● **Direction**
In the material below, find every line with "degrees" and pull it out.

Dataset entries
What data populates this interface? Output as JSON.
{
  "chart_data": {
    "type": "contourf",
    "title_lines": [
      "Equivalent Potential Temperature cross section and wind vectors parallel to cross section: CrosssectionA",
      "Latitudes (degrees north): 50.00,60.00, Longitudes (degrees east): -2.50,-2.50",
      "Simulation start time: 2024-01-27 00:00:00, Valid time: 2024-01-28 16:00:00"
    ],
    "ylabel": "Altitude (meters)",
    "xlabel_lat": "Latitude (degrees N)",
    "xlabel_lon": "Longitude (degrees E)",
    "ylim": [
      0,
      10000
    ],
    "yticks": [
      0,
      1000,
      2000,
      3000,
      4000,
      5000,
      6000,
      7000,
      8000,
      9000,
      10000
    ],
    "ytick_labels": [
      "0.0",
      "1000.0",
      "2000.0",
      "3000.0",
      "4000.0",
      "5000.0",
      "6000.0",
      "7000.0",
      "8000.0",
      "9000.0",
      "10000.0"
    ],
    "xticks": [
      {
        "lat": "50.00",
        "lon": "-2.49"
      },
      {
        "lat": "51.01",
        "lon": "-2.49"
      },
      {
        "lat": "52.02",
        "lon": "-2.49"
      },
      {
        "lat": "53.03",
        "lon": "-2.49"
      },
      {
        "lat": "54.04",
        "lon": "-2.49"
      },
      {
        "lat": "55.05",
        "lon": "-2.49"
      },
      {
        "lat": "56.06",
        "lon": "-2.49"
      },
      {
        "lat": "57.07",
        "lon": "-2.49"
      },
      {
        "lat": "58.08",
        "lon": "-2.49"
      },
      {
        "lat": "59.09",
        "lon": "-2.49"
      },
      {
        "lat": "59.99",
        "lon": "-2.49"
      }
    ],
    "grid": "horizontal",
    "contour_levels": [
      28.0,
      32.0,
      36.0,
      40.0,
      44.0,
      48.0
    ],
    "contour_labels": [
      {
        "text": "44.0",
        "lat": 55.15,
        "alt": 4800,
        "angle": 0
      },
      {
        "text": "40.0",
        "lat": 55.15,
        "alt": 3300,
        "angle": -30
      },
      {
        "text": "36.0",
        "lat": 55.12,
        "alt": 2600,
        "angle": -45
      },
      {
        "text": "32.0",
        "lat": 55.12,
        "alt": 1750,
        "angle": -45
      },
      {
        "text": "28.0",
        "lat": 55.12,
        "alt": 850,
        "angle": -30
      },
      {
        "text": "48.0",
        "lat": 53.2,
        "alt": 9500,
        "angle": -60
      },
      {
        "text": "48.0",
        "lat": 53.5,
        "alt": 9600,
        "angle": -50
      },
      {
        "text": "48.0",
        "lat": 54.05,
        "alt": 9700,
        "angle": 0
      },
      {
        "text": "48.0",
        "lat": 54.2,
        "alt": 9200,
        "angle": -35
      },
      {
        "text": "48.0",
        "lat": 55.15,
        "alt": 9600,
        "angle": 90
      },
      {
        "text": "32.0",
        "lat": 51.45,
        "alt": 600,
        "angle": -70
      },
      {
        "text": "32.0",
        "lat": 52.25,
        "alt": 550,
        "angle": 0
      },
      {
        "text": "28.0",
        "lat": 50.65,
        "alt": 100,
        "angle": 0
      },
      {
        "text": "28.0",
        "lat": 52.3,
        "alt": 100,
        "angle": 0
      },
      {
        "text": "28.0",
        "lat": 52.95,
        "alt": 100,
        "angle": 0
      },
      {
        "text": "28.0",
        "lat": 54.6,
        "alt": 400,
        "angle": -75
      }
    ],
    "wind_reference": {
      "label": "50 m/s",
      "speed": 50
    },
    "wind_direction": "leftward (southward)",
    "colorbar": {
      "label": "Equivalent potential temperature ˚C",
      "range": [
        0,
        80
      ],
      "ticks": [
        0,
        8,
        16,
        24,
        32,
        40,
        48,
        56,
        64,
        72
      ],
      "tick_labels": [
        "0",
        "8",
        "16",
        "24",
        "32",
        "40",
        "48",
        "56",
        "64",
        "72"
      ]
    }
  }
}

● **Exercise result**
      "Latitudes (degrees north): 50.00,60.00, Longitudes (degrees east): -2.50,-2.50",
    "xlabel_lat": "Latitude (degrees N)",
    "xlabel_lon": "Longitude (degrees E)",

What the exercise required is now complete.